◆ Request
Answer with one number: the count of lines in this material that hold the word "heading".

** START OF Data supplied **

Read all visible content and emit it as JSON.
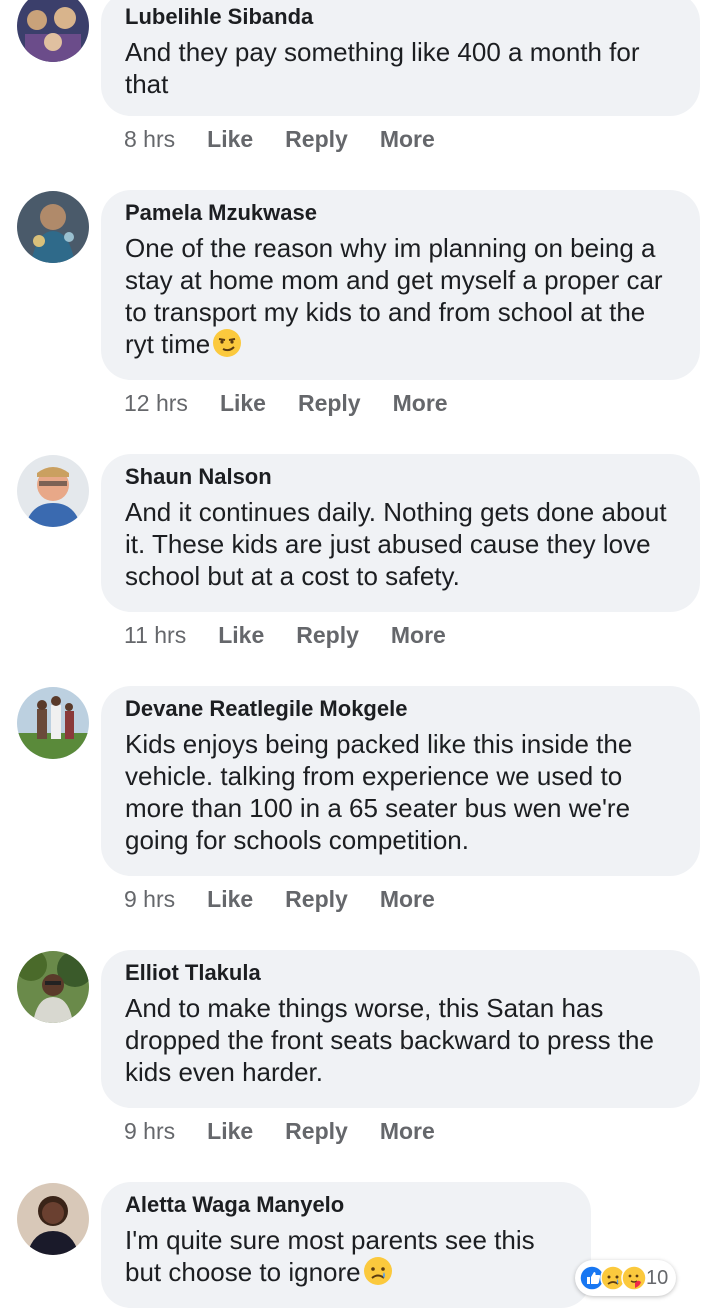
{
  "comments": [
    {
      "author": "Lubelihle Sibanda",
      "text": "And they pay something like 400 a month for that",
      "time": "8 hrs",
      "like": "Like",
      "reply": "Reply",
      "more": "More"
    },
    {
      "author": "Pamela Mzukwase",
      "text": "One of the reason why im planning on being a stay at home mom and get myself a proper car to transport my kids to and from school at the ryt time",
      "emoji": "smirk-emoji",
      "time": "12 hrs",
      "like": "Like",
      "reply": "Reply",
      "more": "More"
    },
    {
      "author": "Shaun Nalson",
      "text": "And it continues daily. Nothing gets done about it. These kids are just abused cause they love school but at a cost to safety.",
      "time": "11 hrs",
      "like": "Like",
      "reply": "Reply",
      "more": "More"
    },
    {
      "author": "Devane Reatlegile Mokgele",
      "text": "Kids enjoys being packed like this inside the vehicle. talking from experience we used to more than 100 in a 65 seater bus wen we're going for schools competition.",
      "time": "9 hrs",
      "like": "Like",
      "reply": "Reply",
      "more": "More"
    },
    {
      "author": "Elliot Tlakula",
      "text": "And to make things worse, this Satan has dropped the front seats backward to press the kids even harder.",
      "time": "9 hrs",
      "like": "Like",
      "reply": "Reply",
      "more": "More"
    },
    {
      "author": "Aletta Waga Manyelo",
      "text": "I'm quite sure most parents see this but choose to ignore",
      "emoji": "sad-emoji",
      "reaction_icons": [
        "like-reaction-icon",
        "sad-reaction-icon",
        "care-reaction-icon"
      ],
      "reaction_count": "10"
    }
  ],
  "colors": {
    "bubble": "#f0f2f5",
    "meta": "#65676b",
    "text": "#1c1e21",
    "like_blue": "#1877f2",
    "emoji_yellow": "#fbc93d"
  }
}
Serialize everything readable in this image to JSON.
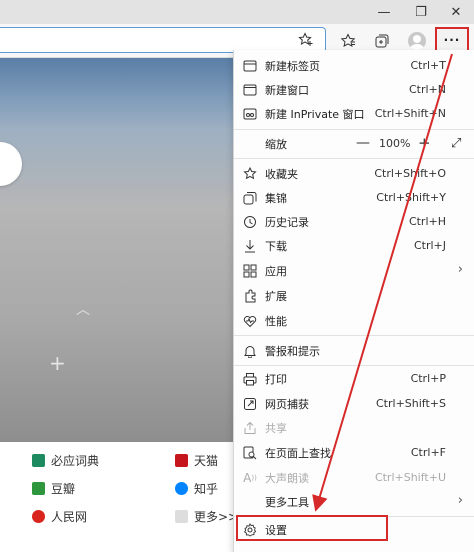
{
  "window_controls": {
    "minimize": "—",
    "restore": "❐",
    "close": "✕"
  },
  "toolbar": {
    "more_label": "···"
  },
  "new_tab_links": [
    {
      "label": "必应词典",
      "color": "#1d8a60"
    },
    {
      "label": "天猫",
      "color": "#c4161c"
    },
    {
      "label": "豆瓣",
      "color": "#2e963d"
    },
    {
      "label": "知乎",
      "color": "#0084ff"
    },
    {
      "label": "人民网",
      "color": "#d8241c"
    },
    {
      "label": "更多>>",
      "color": "#999999"
    }
  ],
  "menu": {
    "items": [
      {
        "label": "新建标签页",
        "shortcut": "Ctrl+T",
        "icon": "new-tab-icon"
      },
      {
        "label": "新建窗口",
        "shortcut": "Ctrl+N",
        "icon": "new-window-icon"
      },
      {
        "label": "新建 InPrivate 窗口",
        "shortcut": "Ctrl+Shift+N",
        "icon": "inprivate-icon"
      },
      {
        "label": "缩放",
        "shortcut": "",
        "icon": ""
      },
      {
        "label": "收藏夹",
        "shortcut": "Ctrl+Shift+O",
        "icon": "favorites-icon"
      },
      {
        "label": "集锦",
        "shortcut": "Ctrl+Shift+Y",
        "icon": "collections-icon"
      },
      {
        "label": "历史记录",
        "shortcut": "Ctrl+H",
        "icon": "history-icon"
      },
      {
        "label": "下载",
        "shortcut": "Ctrl+J",
        "icon": "download-icon"
      },
      {
        "label": "应用",
        "shortcut": "",
        "icon": "apps-icon"
      },
      {
        "label": "扩展",
        "shortcut": "",
        "icon": "extensions-icon"
      },
      {
        "label": "性能",
        "shortcut": "",
        "icon": "performance-icon"
      },
      {
        "label": "警报和提示",
        "shortcut": "",
        "icon": "alerts-icon"
      },
      {
        "label": "打印",
        "shortcut": "Ctrl+P",
        "icon": "print-icon"
      },
      {
        "label": "网页捕获",
        "shortcut": "Ctrl+Shift+S",
        "icon": "capture-icon"
      },
      {
        "label": "共享",
        "shortcut": "",
        "icon": "share-icon"
      },
      {
        "label": "在页面上查找",
        "shortcut": "Ctrl+F",
        "icon": "find-icon"
      },
      {
        "label": "大声朗读",
        "shortcut": "Ctrl+Shift+U",
        "icon": "read-aloud-icon"
      },
      {
        "label": "更多工具",
        "shortcut": "",
        "icon": ""
      },
      {
        "label": "设置",
        "shortcut": "",
        "icon": "settings-icon"
      }
    ],
    "zoom": {
      "minus": "—",
      "value": "100%",
      "plus": "+"
    }
  },
  "colors": {
    "highlight": "#d62a2a",
    "address_border": "#5b9ad5"
  }
}
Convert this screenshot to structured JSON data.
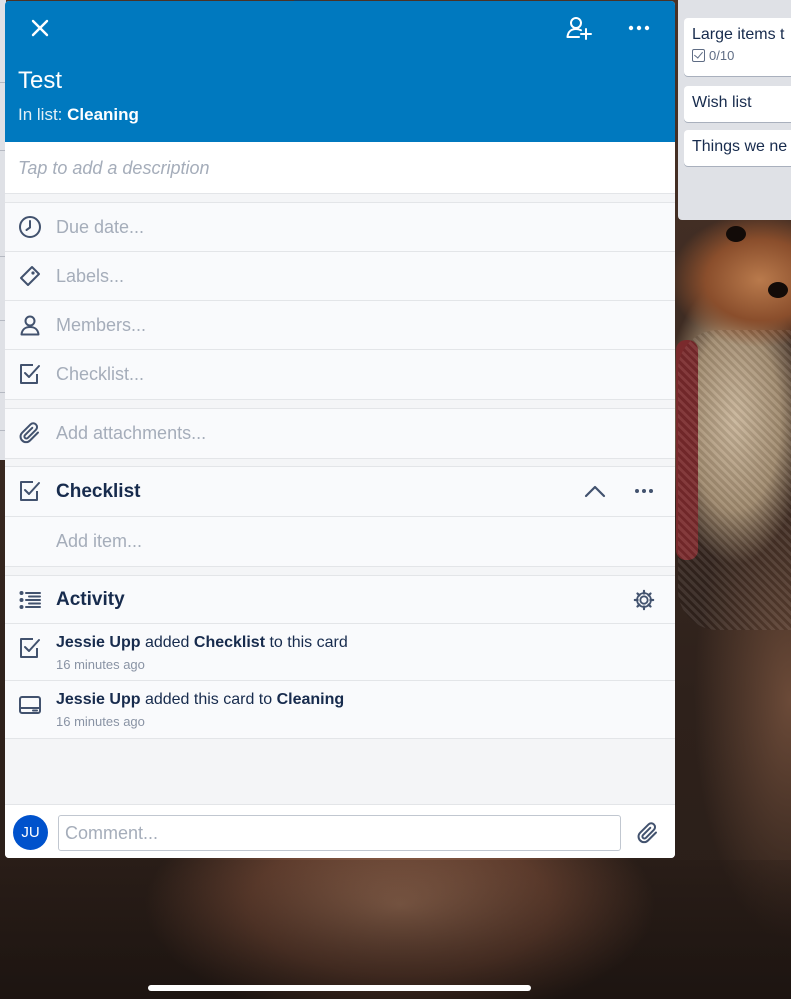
{
  "card": {
    "title": "Test",
    "in_list_prefix": "In list:",
    "list_name": "Cleaning",
    "description_placeholder": "Tap to add a description",
    "header_color": "#0079bf"
  },
  "header_icons": {
    "close": "close-icon",
    "add_member": "add-member-icon",
    "more": "more-icon"
  },
  "fields": {
    "due_date": "Due date...",
    "labels": "Labels...",
    "members": "Members...",
    "checklist": "Checklist...",
    "attachments": "Add attachments..."
  },
  "checklist_section": {
    "title": "Checklist",
    "add_item": "Add item..."
  },
  "activity": {
    "title": "Activity",
    "items": [
      {
        "user": "Jessie Upp",
        "verb": "added",
        "object": "Checklist",
        "suffix": "to this card",
        "time": "16 minutes ago",
        "icon": "checklist-icon"
      },
      {
        "user": "Jessie Upp",
        "verb": "added this card to",
        "object": "Cleaning",
        "time": "16 minutes ago",
        "icon": "card-icon"
      }
    ]
  },
  "comment": {
    "avatar_initials": "JU",
    "placeholder": "Comment..."
  },
  "right_list": {
    "cards": [
      {
        "title": "Large items t",
        "badge": "0/10"
      },
      {
        "title": "Wish list"
      },
      {
        "title": "Things we ne"
      }
    ]
  }
}
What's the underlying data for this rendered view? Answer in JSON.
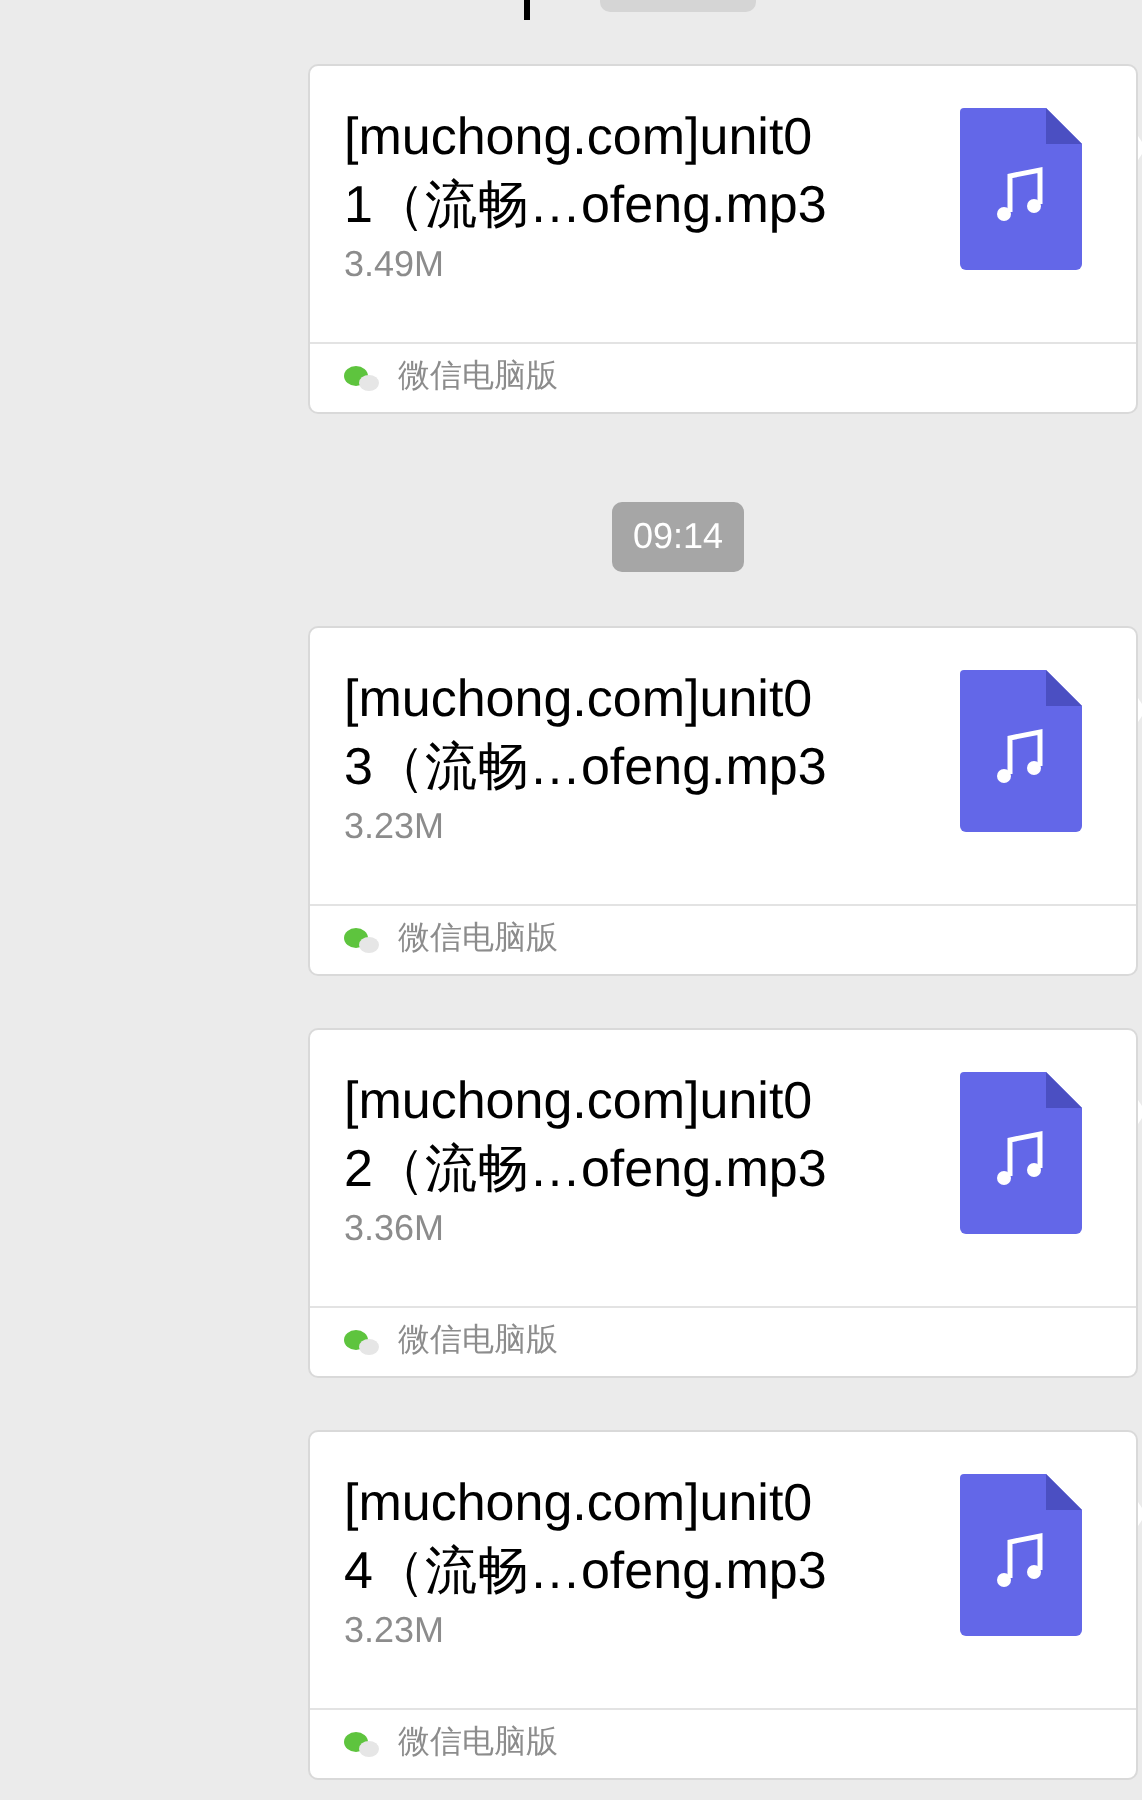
{
  "messages": [
    {
      "kind": "file",
      "title_line1": "[muchong.com]unit0",
      "title_line2": "1（流畅…ofeng.mp3",
      "size": "3.49M",
      "source": "微信电脑版"
    },
    {
      "kind": "time",
      "text": "09:14"
    },
    {
      "kind": "file",
      "title_line1": "[muchong.com]unit0",
      "title_line2": "3（流畅…ofeng.mp3",
      "size": "3.23M",
      "source": "微信电脑版"
    },
    {
      "kind": "file",
      "title_line1": "[muchong.com]unit0",
      "title_line2": "2（流畅…ofeng.mp3",
      "size": "3.36M",
      "source": "微信电脑版"
    },
    {
      "kind": "file",
      "title_line1": "[muchong.com]unit0",
      "title_line2": "4（流畅…ofeng.mp3",
      "size": "3.23M",
      "source": "微信电脑版"
    }
  ]
}
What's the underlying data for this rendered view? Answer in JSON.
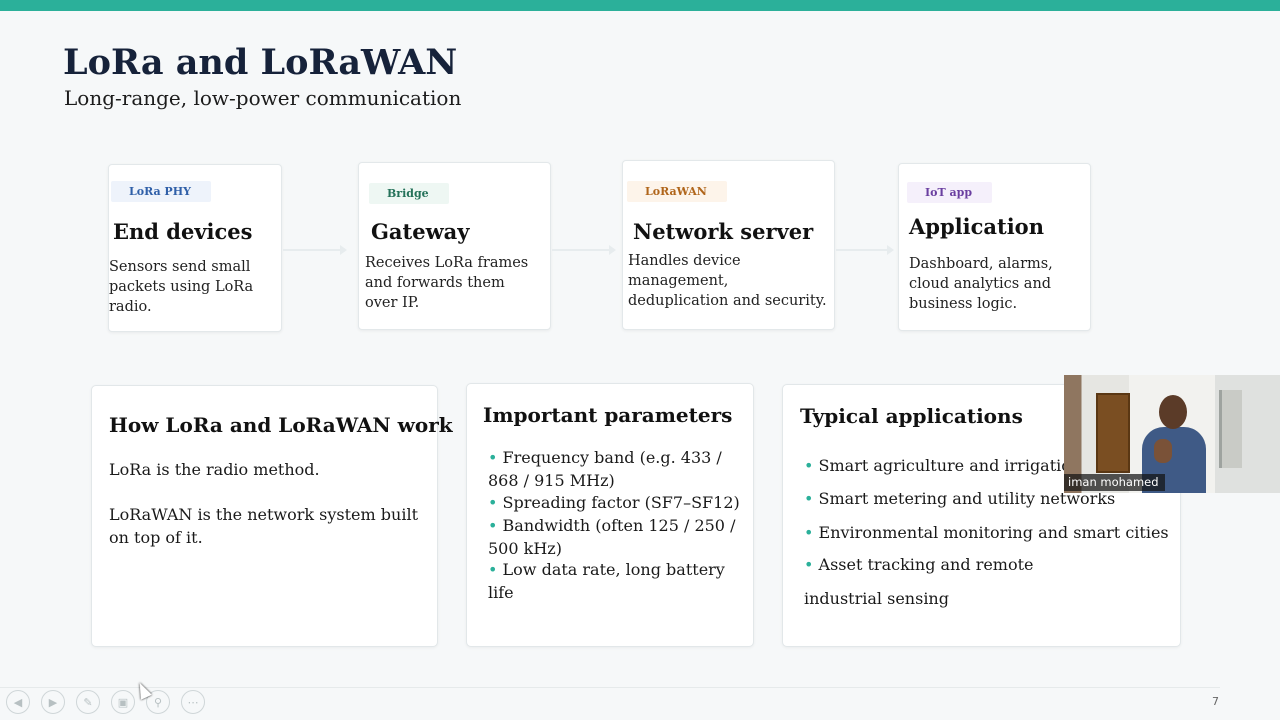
{
  "slide": {
    "title": "LoRa and LoRaWAN",
    "subtitle": "Long-range, low-power communication",
    "page_number": "7"
  },
  "flow": [
    {
      "chip": "LoRa PHY",
      "heading": "End devices",
      "desc": "Sensors send small packets using LoRa radio."
    },
    {
      "chip": "Bridge",
      "heading": "Gateway",
      "desc": "Receives LoRa frames and forwards them over IP."
    },
    {
      "chip": "LoRaWAN",
      "heading": "Network server",
      "desc": "Handles device management, deduplication and security."
    },
    {
      "chip": "IoT app",
      "heading": "Application",
      "desc": "Dashboard, alarms, cloud analytics and business logic."
    }
  ],
  "panels": {
    "how": {
      "heading": "How LoRa and LoRaWAN work",
      "p1": "LoRa is the radio method.",
      "p2": "LoRaWAN is the network system built on top of it."
    },
    "params": {
      "heading": "Important parameters",
      "items": [
        "Frequency band (e.g. 433 / 868 / 915 MHz)",
        "Spreading factor (SF7–SF12)",
        "Bandwidth (often 125 / 250 / 500 kHz)",
        "Low data rate, long battery life"
      ]
    },
    "apps": {
      "heading": "Typical applications",
      "items": [
        "Smart agriculture and irrigation",
        "Smart metering and utility networks",
        "Environmental monitoring and smart cities",
        "Asset tracking and remote industrial sensing"
      ]
    }
  },
  "video": {
    "participant_name": "iman mohamed"
  },
  "toolbar": {
    "icons": [
      "previous-icon",
      "play-icon",
      "pen-icon",
      "slides-icon",
      "zoom-icon",
      "more-icon"
    ]
  },
  "colors": {
    "accent": "#2bb09a",
    "title": "#16223a",
    "chip_phy_bg": "#eef3fb",
    "chip_phy_fg": "#2f5fa8",
    "chip_bridge_bg": "#eef7f3",
    "chip_bridge_fg": "#25725a",
    "chip_lorawan_bg": "#fdf4ea",
    "chip_lorawan_fg": "#b0651a",
    "chip_iot_bg": "#f5f0fb",
    "chip_iot_fg": "#6a3fa0"
  }
}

** END OF Data supplied **

◆ Full response
7